* **ZITIERTER TEXT**

·····

Ist Linux eine Alternative zu Windows?

Windows contra Linux - für Überzeugte ist das kein einfaches Entscheidungsproblem, sondern eine Glaubensfrage. Für den täglichen Computer-Anwender hingegen bedeutet es nüchternes Abwägen. Der Autor dieses Artikels entschloß sich in einem Zustand tiefster Depression, nach einem der vielen "Nichts-geht-mehr-Daten-weg-ätsch-Abstürze" seines Windows98-Systems, Linux eine Chance zu geben. Warum diese Herangehensweise falsch war und wie der Autor zu seiner entschiedenen Meinung zum Thema kam, wird im folgenden beschrieben. Zuerst jedoch ein bißchen Historie.

Linux erlebte vor gut einem Jahr, auf dem Höhepunkt des Kartellverfahrens gegen Microsoft, einen Popularitätsboom. Die Story ist natürlich auch zu gut: Ein finnischer Informatikstudent namens Linus Torvalds schafft 1990 eine PC-Version des bis dahin nur auf Großrechnern und Workstations vorhandenen Betriebssystems Unix und tauft sie Linux. Der Quellcode von Linux wird freigegeben; viele Softwareentwickler auf der ganzen Welt beteiligen sich via Internet an der Fortentwicklung oder schreiben Zusatzprogramme.
Linux kommt zugute, daß für Unix bereits die vielen überaus leistungsfähigen GNU-Programme der Free Software Foundation (FSF) existieren. Diese Programme unterliegen (wie Linux selbst) einer speziellen Lizenz, die die kostenlose Weitergabe des Quellcodes erlaubt.
Da Linux also prinzipiell gratis ist (man kann es sich - theoretisch - aus dem Internet laden), zahlt man beim Erwerb einer Distribution nicht für das Programm selbst, sondern für die Anstrengung des Distributeurs (SuSE, RedHat, VA Linux usw.), ein Paket zusammenzustellen. Die Kosten liegen zwischen 70 und 130 DM.
Vor der Installation von Linux sollte man sich dringend informieren, ob die eigene Hardware von Linux unterstützt wird. Vor allem Grafikkarten sollten nicht allzu alt sein. Hilfreich dabei ist zum Beispiel die Datenbank von SuSE (http://cdb.suse.de/), wo man seine Geräte abfragen kann.

·····

* **ROHDATEN**
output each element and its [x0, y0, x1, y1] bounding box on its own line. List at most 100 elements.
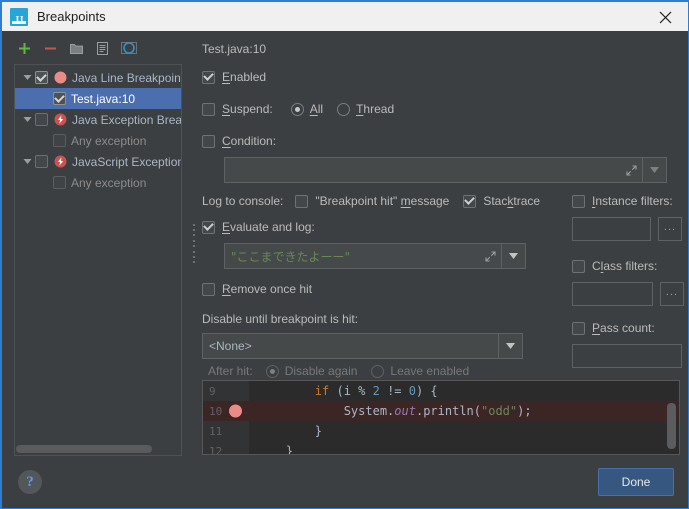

·····

* **AUFGABEN**
- a) Erkläre anhand des zitierten Textes in ein bis drei Sätzen, wofür man beim Erwerb einer Linux-Distribution bezahlt und weshalb.
- b) Setze den Text über Linux als Alternative zu Windows nach seinem letzten Satz fort.
Die Daten sind eigenständiges Material und gehören nicht zum zitierten Text.

* **LÖSUNGEN**
- a) Man bezahlt nicht für das Programm selbst, sondern für die Anstrengung des Distributeurs, etwa SuSE, RedHat oder VA Linux, ein Paket zusammenzustellen. Das liegt daran, dass Linux prinzipiell gratis ist und man es sich theoretisch aus dem Internet laden kann.

- b)
Wenn man Linux nun glücklich installiert hat (bei Befolgung der Gebrauchsanweisung und einiger Vorsichtsmaßregeln kein Problem), meldet sich nach dem Einloggen eine grafische Benutzeroberfläche (bei mir KDE). Um es gleich vorweg zu sagen: Man kann mit ihr arbeiten, vieles ist von Windows altbekannt, auch wenn dessen Perfektion nicht ganz erreicht wird.
Allerdings sollte man sich erst einmal sorgfältig mit der Linux/Unix-Philosophie auseinandersetzen, bis man richtig loslegt, sonst wird man die Fähigkeiten des Systems nicht auskosten können. Vor allen Dingen schadet es nicht, sich wieder mit der unter Windows schon totgeglaubten Kommandozeile zu beschäftigen, denn die Kommandoshells unter Unix/Linux sind samt ihrer komplexen Skriptsprachen sehr leistungsfähig und erlauben (nach einiger Einarbeitung) eine hocheffiziente Bedienung des Computers. Hat man sich mit der Kommandoshell erst einmal angefreundet, ist die grafische Schnittstelle gar nicht mehr so wichtig.
Nur: Wer will heutzutage noch den Computer mit der Tastatur bedienen? Um Windows ernsthaft zu gefährden, muß Linux mehr vorzuweisen haben.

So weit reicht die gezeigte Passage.